◆ Текст
■ ■ ■ ■ ■ ■ ■

Выбрать главу

А с батата — раз, и взяли налог 50%, чтобы соседу тоже было на что бубенцы купить. И глядь — вон уже внучка не при репке, а с ним. Обидно.

Неконкурентное норвежское общество — вероятно, высшее социальное достижение человечества. Но вот ученые-античники ломали головы, отчего так лихо рванула вперед любезная мне древнегреческая цивилизация, — и ничего другого не придумали, кроме того, что в основе ее была конкуренция свободных и относительно равноправных субъектов — граждан внутри полиса, полисов между собой и т. д. Отсюда эллинская любовь к атлетическим играм на победителя и к всевозможным соревнованиям. Даже пьесы ставились в виде ежегодных театральных соревнований — как если бы у нас каждый спектакль при каждом показе участвовал в «Золотой Маске», а каждый фильм в фестивальном конкурсе.

■ ■ ■ ■ ■ ■ ■

◆ Исходные данные

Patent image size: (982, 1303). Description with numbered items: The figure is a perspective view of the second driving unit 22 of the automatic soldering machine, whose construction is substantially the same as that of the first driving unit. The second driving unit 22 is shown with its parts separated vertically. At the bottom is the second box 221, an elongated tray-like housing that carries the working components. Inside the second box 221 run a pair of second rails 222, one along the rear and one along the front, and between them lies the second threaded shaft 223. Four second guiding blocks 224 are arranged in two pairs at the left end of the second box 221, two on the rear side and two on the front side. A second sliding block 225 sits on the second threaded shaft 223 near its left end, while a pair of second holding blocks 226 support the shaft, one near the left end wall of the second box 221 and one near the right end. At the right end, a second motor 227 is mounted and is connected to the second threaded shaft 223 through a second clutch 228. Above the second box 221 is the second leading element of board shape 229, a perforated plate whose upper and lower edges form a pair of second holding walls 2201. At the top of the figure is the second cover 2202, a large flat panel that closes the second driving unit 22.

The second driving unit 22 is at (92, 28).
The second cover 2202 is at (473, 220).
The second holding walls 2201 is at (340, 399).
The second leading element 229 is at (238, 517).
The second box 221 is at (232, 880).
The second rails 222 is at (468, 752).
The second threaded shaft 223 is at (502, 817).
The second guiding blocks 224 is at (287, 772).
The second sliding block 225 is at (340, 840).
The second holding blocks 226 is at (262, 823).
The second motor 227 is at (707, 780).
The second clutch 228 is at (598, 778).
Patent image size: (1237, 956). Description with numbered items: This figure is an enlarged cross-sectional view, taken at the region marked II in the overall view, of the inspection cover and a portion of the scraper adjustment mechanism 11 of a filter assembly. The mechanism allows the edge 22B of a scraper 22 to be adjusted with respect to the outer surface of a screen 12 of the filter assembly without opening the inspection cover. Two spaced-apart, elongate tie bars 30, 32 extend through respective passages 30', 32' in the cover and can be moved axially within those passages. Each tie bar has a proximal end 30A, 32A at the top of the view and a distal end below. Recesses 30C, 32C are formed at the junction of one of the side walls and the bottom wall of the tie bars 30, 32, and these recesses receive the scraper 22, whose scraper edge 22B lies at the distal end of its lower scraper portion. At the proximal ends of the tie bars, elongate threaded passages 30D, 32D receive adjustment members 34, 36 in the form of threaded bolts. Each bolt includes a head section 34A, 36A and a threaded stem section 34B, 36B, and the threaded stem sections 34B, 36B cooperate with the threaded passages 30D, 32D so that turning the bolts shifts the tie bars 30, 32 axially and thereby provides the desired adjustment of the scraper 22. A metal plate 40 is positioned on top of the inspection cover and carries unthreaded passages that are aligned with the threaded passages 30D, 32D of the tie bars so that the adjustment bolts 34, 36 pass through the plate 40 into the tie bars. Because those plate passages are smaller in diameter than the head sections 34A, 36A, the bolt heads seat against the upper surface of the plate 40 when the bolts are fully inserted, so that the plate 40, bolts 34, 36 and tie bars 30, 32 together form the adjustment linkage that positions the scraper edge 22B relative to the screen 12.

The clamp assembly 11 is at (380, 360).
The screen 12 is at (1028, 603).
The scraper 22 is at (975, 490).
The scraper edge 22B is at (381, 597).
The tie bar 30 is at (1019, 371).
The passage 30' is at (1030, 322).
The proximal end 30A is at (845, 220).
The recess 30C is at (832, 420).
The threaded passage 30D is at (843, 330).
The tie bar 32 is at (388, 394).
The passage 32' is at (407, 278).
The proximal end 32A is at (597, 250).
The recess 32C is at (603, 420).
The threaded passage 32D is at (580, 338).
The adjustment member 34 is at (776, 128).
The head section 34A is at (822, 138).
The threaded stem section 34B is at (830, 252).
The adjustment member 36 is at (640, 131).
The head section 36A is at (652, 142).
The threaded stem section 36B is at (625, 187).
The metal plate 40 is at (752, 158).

■ ■ ■ ■ ■ ■ ■

Перепечатайте целиком текст о конкуренции и древнегреческой цивилизации, не меняя в нем ни слова.

Выбрать главу

А с батата — раз, и взяли налог 50%, чтобы соседу тоже было на что бубенцы купить. И глядь — вон уже внучка не при репке, а с ним. Обидно.

Неконкурентное норвежское общество — вероятно, высшее социальное достижение человечества. Но вот ученые-античники ломали головы, отчего так лихо рванула вперед любезная мне древнегреческая цивилизация, — и ничего другого не придумали, кроме того, что в основе ее была конкуренция свободных и относительно равноправных субъектов — граждан внутри полиса, полисов между собой и т. д. Отсюда эллинская любовь к атлетическим играм на победителя и к всевозможным соревнованиям. Даже пьесы ставились в виде ежегодных театральных соревнований — как если бы у нас каждый спектакль при каждом показе участвовал в «Золотой Маске», а каждый фильм в фестивальном конкурсе.